--- begin Exercise material ---

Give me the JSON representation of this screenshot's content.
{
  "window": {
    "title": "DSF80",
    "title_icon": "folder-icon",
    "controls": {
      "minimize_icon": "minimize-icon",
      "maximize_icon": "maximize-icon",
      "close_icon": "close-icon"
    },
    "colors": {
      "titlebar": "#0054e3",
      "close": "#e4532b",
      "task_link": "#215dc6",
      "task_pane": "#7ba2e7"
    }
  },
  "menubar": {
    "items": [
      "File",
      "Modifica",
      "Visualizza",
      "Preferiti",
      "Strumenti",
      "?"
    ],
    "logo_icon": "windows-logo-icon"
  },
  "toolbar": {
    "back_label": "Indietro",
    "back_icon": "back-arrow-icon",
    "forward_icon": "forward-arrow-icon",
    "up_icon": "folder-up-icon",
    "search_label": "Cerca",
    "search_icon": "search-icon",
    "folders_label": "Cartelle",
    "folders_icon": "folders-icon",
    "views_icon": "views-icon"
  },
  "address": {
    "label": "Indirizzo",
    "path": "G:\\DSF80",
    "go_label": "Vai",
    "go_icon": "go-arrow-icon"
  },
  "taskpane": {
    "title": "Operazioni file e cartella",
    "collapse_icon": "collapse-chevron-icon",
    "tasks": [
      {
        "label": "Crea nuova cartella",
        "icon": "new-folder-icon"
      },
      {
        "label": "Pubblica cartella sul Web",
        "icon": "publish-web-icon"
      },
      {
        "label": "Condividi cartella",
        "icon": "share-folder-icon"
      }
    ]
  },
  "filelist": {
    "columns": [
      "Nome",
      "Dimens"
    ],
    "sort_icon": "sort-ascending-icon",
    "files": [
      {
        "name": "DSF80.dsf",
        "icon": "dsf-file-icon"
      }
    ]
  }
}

--- end Exercise material ---

* _Work to be completed_
Word for word, extract all the records.

* _Solution for this problem_
Give me the JSON representation of this screenshot's content.
{
  "window": {
    "title": "DSF80",
    "title_icon": "folder-icon",
    "controls": {
      "minimize_icon": "minimize-icon",
      "maximize_icon": "maximize-icon",
      "close_icon": "close-icon"
    },
    "colors": {
      "titlebar": "#0054e3",
      "close": "#e4532b",
      "task_link": "#215dc6",
      "task_pane": "#7ba2e7"
    }
  },
  "menubar": {
    "items": [
      "File",
      "Modifica",
      "Visualizza",
      "Preferiti",
      "Strumenti",
      "?"
    ],
    "logo_icon": "windows-logo-icon"
  },
  "toolbar": {
    "back_label": "Indietro",
    "back_icon": "back-arrow-icon",
    "forward_icon": "forward-arrow-icon",
    "up_icon": "folder-up-icon",
    "search_label": "Cerca",
    "search_icon": "search-icon",
    "folders_label": "Cartelle",
    "folders_icon": "folders-icon",
    "views_icon": "views-icon"
  },
  "address": {
    "label": "Indirizzo",
    "path": "G:\\DSF80",
    "go_label": "Vai",
    "go_icon": "go-arrow-icon"
  },
  "taskpane": {
    "title": "Operazioni file e cartella",
    "collapse_icon": "collapse-chevron-icon",
    "tasks": [
      {
        "label": "Crea nuova cartella",
        "icon": "new-folder-icon"
      },
      {
        "label": "Pubblica cartella sul Web",
        "icon": "publish-web-icon"
      },
      {
        "label": "Condividi cartella",
        "icon": "share-folder-icon"
      }
    ]
  },
  "filelist": {
    "columns": [
      "Nome",
      "Dimens"
    ],
    "sort_icon": "sort-ascending-icon",
    "files": [
      {
        "name": "DSF80.dsf",
        "icon": "dsf-file-icon"
      }
    ]
  }
}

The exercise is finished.